**Given entries**

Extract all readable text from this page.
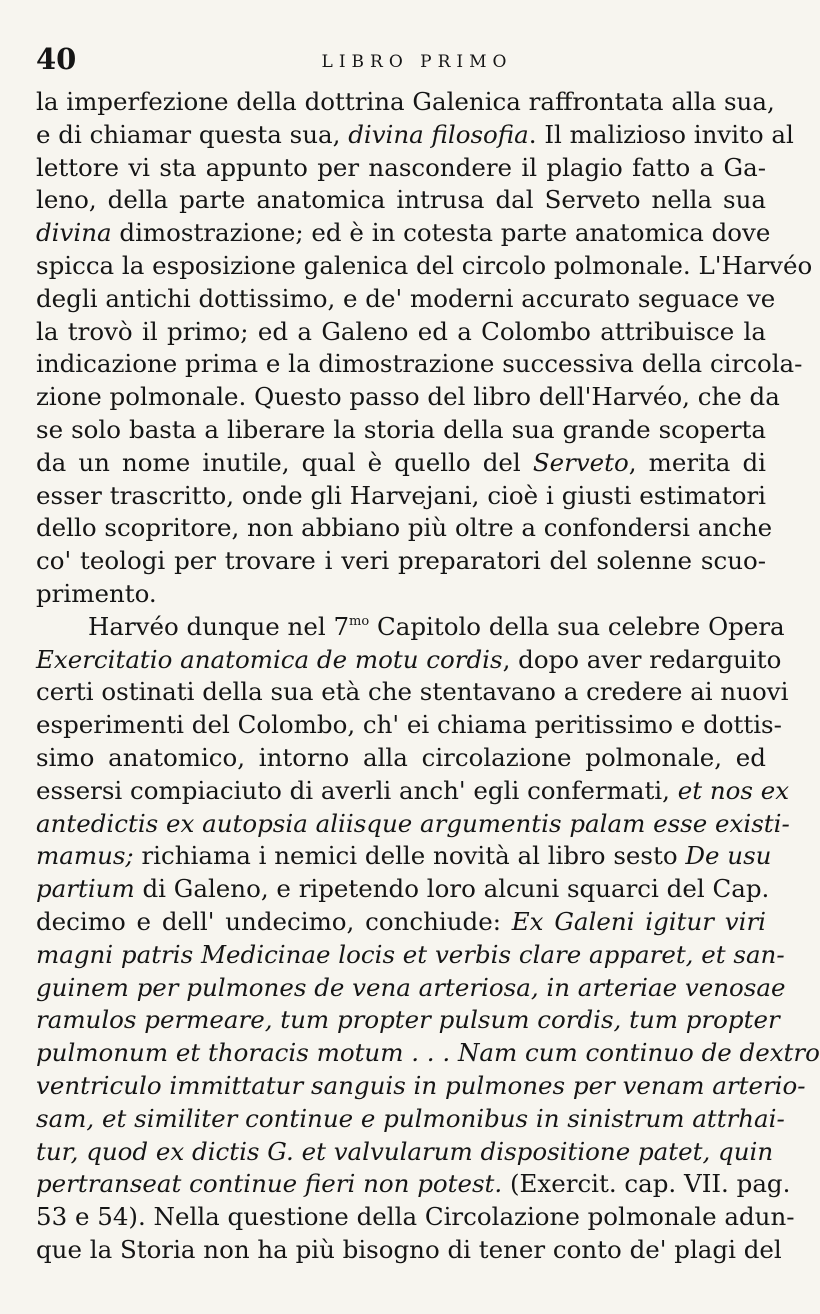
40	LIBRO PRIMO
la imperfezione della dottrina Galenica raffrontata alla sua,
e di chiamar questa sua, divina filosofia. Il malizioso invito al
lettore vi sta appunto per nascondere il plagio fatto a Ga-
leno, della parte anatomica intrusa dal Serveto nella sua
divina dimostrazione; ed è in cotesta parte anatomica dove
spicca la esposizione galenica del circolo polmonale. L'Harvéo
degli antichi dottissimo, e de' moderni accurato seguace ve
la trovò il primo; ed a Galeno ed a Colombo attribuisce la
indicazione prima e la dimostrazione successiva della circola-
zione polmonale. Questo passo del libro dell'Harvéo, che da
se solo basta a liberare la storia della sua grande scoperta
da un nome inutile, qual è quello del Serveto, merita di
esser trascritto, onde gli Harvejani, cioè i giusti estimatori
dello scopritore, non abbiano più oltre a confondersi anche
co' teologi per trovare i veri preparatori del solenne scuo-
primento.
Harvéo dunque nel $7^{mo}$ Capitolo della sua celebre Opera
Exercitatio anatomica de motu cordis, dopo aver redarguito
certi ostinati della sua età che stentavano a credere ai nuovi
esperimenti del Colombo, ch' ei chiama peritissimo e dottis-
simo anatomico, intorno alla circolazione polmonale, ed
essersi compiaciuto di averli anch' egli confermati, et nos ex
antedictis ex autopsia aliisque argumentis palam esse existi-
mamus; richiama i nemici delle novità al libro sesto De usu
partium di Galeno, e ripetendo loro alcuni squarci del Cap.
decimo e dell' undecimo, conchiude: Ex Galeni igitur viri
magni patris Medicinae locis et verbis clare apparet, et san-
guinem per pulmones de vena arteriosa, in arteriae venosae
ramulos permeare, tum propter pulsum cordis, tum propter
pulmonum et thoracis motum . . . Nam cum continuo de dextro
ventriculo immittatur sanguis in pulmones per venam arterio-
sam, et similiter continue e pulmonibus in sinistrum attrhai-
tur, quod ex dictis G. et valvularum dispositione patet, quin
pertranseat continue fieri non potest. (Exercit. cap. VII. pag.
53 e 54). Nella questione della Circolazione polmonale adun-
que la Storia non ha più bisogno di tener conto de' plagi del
* * *
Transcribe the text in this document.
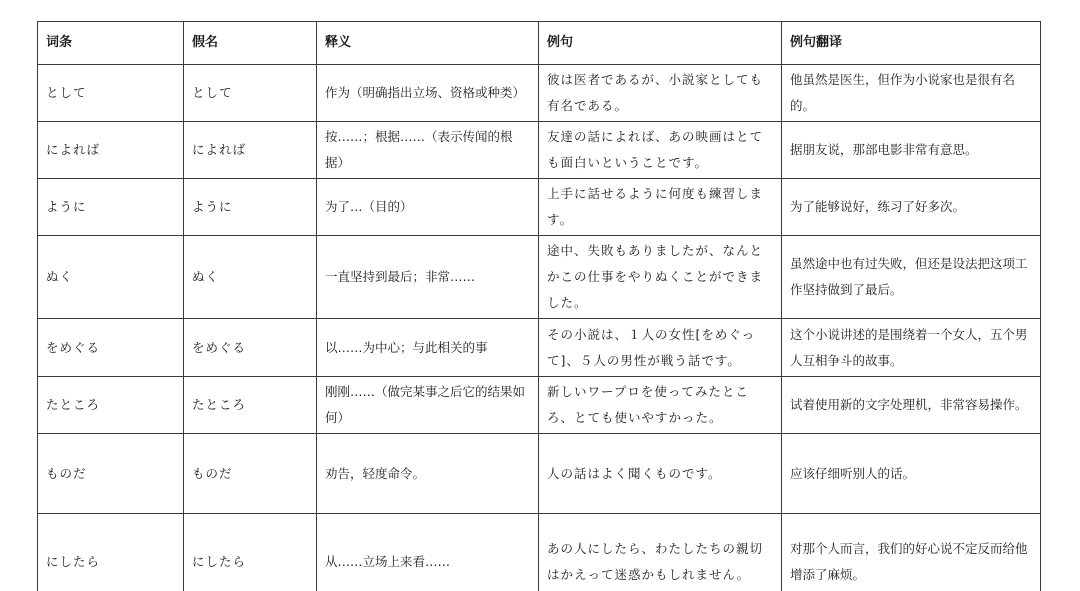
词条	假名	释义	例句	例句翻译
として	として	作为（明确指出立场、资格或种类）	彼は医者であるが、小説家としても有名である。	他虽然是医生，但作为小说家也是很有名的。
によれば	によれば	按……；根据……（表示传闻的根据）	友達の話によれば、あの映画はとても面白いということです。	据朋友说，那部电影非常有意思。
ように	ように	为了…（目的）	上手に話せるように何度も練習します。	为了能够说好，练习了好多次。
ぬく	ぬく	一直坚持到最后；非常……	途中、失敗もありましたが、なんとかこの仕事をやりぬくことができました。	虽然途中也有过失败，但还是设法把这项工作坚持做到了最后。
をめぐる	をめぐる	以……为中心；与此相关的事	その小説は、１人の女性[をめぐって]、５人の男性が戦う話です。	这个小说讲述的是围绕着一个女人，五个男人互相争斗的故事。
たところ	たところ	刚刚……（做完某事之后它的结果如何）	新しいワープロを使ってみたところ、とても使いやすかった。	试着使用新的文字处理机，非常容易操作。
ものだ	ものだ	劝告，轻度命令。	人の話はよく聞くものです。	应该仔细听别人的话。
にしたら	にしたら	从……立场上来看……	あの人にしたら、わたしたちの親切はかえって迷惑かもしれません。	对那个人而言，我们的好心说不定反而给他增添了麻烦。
---
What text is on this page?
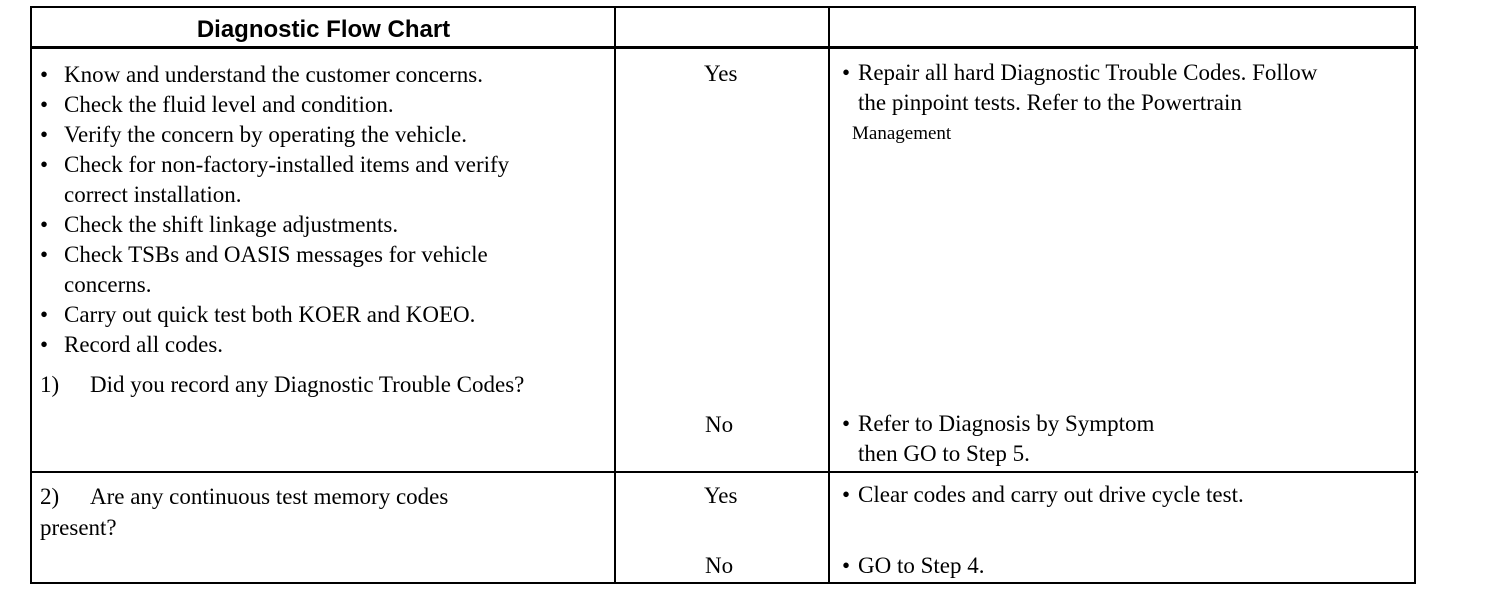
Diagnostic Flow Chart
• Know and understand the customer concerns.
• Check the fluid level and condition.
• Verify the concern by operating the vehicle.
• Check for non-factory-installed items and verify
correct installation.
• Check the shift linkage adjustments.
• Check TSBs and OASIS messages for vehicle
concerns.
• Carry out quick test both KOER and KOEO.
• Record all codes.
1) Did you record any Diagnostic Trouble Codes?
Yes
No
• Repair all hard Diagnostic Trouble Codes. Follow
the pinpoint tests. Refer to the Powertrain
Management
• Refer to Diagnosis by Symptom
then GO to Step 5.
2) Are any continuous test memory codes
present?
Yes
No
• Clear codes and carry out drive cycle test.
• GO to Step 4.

**What you should do**
Keep only the lines that hold the string "Colombo", and copy them out.

**Final answer**
la trovò il primo; ed a Galeno ed a Colombo attribuisce la
esperimenti del Colombo, ch' ei chiama peritissimo e dottis-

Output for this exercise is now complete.